* Exercise
Return the entries verbatim from their first line through the line containing "gridline-vertical-minor: [631, 103, 635, 1059]", including both of those lines and nothing after them.

Records of where elements appear
=====

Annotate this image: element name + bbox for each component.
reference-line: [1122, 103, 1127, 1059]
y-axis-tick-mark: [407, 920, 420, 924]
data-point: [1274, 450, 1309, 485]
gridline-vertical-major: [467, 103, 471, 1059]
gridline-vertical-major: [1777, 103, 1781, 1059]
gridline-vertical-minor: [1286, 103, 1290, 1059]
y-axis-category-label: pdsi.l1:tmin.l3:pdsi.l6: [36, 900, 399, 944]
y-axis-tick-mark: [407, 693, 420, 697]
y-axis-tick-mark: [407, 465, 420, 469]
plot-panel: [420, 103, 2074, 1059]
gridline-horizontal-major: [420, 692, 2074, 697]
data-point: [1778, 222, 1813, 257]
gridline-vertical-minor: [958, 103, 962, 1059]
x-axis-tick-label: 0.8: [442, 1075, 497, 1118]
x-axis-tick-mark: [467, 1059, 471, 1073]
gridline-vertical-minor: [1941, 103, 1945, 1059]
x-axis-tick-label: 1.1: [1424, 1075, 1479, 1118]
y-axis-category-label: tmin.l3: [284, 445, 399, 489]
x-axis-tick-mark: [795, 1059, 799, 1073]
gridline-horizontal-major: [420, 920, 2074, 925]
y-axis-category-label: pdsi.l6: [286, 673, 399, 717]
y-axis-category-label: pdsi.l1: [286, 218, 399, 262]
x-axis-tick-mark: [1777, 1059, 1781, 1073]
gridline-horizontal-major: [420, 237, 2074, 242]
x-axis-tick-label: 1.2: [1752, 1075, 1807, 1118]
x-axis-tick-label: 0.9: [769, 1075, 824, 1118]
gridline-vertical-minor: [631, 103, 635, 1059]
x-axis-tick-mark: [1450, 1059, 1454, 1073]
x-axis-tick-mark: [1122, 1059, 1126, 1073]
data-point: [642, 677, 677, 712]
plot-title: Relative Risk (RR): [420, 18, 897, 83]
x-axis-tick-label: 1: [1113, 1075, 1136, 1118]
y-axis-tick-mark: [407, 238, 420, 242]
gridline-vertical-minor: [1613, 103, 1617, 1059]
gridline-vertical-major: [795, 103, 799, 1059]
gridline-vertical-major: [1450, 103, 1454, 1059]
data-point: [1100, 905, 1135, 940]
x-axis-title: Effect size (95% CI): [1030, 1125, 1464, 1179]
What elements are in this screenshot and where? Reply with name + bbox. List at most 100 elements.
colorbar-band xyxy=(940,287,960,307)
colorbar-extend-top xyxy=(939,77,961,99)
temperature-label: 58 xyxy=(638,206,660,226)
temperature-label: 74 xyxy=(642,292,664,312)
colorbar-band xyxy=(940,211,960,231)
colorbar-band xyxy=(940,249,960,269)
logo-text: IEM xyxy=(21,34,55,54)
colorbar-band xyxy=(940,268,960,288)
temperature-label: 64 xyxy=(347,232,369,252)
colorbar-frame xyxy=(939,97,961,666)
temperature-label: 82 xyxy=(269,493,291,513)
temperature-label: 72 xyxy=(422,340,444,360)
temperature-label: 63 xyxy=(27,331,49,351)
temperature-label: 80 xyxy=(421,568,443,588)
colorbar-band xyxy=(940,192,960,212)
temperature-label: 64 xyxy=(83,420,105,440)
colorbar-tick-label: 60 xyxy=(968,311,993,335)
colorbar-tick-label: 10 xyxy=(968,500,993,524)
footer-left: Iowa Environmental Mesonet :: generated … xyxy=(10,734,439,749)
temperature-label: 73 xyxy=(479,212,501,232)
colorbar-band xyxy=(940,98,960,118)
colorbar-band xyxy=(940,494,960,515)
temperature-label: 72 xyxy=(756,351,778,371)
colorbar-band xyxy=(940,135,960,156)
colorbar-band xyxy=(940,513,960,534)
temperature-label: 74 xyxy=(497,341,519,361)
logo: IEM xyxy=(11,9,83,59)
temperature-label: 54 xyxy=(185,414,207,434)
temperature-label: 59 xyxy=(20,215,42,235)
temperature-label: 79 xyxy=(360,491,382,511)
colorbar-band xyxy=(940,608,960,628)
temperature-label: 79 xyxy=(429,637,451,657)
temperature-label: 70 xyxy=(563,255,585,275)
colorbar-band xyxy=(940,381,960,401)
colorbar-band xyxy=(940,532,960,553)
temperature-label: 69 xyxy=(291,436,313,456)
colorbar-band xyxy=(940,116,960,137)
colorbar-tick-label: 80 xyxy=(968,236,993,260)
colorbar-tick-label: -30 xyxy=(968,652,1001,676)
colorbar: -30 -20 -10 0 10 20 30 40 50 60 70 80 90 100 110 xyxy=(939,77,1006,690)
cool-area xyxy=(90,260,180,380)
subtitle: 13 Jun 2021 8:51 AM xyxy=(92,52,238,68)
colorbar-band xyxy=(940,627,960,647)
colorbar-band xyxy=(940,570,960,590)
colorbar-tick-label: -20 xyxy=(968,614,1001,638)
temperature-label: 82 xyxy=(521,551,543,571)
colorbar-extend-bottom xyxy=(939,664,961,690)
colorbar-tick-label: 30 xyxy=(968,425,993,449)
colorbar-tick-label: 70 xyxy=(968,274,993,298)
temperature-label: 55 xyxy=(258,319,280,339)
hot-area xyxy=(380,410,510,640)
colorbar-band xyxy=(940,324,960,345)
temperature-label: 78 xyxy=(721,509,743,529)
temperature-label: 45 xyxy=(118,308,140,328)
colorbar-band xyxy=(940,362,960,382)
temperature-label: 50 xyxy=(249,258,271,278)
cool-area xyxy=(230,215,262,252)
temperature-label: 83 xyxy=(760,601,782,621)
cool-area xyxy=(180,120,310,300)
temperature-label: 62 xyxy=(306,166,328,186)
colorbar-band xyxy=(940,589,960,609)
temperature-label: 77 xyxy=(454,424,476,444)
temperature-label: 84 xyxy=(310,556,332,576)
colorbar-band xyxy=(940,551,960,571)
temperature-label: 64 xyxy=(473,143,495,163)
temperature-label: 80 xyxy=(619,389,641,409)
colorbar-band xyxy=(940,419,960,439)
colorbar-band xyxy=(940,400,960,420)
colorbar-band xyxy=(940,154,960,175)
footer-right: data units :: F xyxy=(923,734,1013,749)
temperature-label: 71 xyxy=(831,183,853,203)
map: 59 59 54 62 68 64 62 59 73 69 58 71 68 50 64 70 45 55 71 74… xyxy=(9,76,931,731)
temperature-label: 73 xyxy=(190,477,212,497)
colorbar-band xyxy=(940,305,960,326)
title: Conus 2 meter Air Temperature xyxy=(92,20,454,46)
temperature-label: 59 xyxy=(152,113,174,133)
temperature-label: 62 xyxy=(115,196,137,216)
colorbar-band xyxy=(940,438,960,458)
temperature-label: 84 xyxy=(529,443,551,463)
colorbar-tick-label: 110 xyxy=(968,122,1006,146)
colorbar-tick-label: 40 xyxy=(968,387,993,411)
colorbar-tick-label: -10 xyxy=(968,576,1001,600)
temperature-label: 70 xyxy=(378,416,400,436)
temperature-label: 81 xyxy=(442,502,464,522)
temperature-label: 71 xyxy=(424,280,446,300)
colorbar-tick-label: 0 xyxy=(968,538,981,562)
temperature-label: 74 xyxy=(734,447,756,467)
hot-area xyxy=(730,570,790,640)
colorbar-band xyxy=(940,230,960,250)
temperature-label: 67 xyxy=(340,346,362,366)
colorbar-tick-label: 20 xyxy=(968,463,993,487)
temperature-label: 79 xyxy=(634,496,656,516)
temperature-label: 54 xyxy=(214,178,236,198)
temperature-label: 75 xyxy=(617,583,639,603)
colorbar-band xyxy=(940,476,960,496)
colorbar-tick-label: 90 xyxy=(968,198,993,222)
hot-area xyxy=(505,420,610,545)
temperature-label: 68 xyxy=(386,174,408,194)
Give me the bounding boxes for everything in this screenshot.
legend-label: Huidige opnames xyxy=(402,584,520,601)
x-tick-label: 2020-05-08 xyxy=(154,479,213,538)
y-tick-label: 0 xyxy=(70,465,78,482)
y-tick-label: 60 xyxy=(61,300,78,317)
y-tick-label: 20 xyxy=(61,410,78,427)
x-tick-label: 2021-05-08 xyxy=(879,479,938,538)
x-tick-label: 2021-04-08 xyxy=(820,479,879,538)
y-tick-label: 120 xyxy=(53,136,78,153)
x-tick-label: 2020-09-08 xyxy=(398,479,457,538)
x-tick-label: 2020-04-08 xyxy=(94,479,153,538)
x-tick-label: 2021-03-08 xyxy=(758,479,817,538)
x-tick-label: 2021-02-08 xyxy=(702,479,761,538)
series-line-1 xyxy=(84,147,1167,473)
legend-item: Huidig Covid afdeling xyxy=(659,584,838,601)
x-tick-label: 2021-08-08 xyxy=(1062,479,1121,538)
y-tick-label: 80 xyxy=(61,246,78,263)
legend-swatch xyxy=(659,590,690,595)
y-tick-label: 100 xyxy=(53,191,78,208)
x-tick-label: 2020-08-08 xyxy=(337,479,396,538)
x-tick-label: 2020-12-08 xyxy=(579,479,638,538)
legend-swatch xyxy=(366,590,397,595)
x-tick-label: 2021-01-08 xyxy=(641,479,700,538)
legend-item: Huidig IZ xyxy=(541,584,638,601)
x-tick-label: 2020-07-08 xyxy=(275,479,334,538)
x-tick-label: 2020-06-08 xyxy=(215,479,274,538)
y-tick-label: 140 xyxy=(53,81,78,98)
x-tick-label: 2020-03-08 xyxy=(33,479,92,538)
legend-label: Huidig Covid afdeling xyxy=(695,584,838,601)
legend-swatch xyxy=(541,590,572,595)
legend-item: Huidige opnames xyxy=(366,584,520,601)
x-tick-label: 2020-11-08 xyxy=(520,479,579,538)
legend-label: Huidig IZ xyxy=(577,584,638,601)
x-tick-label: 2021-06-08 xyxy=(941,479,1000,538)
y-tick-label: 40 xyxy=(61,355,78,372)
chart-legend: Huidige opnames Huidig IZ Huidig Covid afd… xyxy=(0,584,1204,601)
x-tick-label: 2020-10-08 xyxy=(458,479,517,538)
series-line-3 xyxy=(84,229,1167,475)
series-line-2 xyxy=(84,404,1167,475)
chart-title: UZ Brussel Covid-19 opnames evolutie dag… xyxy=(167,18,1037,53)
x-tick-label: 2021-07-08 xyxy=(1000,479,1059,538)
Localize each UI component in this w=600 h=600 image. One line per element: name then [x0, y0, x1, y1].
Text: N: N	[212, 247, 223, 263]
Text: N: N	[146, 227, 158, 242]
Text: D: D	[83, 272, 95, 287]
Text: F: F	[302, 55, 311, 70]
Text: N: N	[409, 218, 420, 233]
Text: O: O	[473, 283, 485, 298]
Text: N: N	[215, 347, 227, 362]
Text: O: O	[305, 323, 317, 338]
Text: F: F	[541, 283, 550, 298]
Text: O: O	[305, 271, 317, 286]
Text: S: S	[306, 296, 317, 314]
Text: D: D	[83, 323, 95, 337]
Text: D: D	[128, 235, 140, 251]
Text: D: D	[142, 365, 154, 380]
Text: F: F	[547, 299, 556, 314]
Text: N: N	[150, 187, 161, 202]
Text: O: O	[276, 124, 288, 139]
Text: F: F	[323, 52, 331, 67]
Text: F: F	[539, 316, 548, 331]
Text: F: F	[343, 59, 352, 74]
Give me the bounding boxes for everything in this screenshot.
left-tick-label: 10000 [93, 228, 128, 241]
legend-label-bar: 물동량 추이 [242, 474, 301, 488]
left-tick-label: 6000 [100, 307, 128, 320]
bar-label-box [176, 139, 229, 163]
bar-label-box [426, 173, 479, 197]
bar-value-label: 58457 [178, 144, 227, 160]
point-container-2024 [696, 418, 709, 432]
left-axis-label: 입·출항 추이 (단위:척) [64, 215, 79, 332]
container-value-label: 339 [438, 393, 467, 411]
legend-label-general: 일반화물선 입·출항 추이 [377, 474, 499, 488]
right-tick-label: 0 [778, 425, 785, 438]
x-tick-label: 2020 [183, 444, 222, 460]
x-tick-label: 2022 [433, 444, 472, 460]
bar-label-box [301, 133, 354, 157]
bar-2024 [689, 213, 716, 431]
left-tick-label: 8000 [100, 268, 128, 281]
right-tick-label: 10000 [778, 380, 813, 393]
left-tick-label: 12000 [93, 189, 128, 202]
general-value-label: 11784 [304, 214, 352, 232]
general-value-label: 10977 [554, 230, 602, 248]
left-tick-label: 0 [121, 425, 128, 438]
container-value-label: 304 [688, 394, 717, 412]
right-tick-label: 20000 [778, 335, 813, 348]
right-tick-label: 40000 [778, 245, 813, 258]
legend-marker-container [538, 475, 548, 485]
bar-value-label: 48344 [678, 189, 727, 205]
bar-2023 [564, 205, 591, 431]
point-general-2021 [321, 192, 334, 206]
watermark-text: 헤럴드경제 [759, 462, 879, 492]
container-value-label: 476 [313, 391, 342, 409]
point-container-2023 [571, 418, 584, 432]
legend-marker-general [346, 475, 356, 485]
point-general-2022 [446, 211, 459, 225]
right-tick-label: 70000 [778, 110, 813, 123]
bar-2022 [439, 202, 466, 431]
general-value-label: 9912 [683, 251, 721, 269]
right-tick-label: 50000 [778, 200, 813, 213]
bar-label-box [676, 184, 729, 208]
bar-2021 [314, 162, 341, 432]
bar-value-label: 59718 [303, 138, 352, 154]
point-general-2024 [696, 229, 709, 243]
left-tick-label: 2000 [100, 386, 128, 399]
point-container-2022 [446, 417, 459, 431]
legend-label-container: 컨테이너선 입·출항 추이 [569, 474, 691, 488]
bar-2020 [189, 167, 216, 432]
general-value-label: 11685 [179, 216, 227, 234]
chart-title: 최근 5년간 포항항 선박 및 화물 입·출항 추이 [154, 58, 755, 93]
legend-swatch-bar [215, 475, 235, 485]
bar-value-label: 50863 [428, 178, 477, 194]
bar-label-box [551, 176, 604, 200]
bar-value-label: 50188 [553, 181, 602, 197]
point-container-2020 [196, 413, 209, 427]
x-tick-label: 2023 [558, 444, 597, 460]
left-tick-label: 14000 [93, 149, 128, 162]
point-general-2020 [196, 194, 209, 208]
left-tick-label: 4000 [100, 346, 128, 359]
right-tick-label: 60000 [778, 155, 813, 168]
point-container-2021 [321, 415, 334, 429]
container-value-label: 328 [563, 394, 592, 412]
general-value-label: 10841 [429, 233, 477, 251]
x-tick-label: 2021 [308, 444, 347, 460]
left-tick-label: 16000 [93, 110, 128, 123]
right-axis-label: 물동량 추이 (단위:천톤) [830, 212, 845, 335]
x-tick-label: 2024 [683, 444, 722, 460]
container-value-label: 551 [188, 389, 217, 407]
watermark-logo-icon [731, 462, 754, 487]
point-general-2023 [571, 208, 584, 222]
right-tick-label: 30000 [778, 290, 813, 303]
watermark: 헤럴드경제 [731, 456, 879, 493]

=====

* Task response
Annotate this image: element name + bbox for each component.
reference-line: [1122, 103, 1127, 1059]
y-axis-tick-mark: [407, 920, 420, 924]
data-point: [1274, 450, 1309, 485]
gridline-vertical-major: [467, 103, 471, 1059]
gridline-vertical-major: [1777, 103, 1781, 1059]
gridline-vertical-minor: [1286, 103, 1290, 1059]
y-axis-category-label: pdsi.l1:tmin.l3:pdsi.l6: [36, 900, 399, 944]
y-axis-tick-mark: [407, 693, 420, 697]
y-axis-tick-mark: [407, 465, 420, 469]
plot-panel: [420, 103, 2074, 1059]
gridline-horizontal-major: [420, 692, 2074, 697]
data-point: [1778, 222, 1813, 257]
gridline-vertical-minor: [958, 103, 962, 1059]
x-axis-tick-label: 0.8: [442, 1075, 497, 1118]
x-axis-tick-mark: [467, 1059, 471, 1073]
gridline-vertical-minor: [1941, 103, 1945, 1059]
x-axis-tick-label: 1.1: [1424, 1075, 1479, 1118]
y-axis-category-label: tmin.l3: [284, 445, 399, 489]
x-axis-tick-mark: [795, 1059, 799, 1073]
gridline-horizontal-major: [420, 920, 2074, 925]
y-axis-category-label: pdsi.l6: [286, 673, 399, 717]
y-axis-category-label: pdsi.l1: [286, 218, 399, 262]
x-axis-tick-mark: [1777, 1059, 1781, 1073]
gridline-horizontal-major: [420, 237, 2074, 242]
x-axis-tick-label: 1.2: [1752, 1075, 1807, 1118]
x-axis-tick-label: 0.9: [769, 1075, 824, 1118]
gridline-vertical-minor: [631, 103, 635, 1059]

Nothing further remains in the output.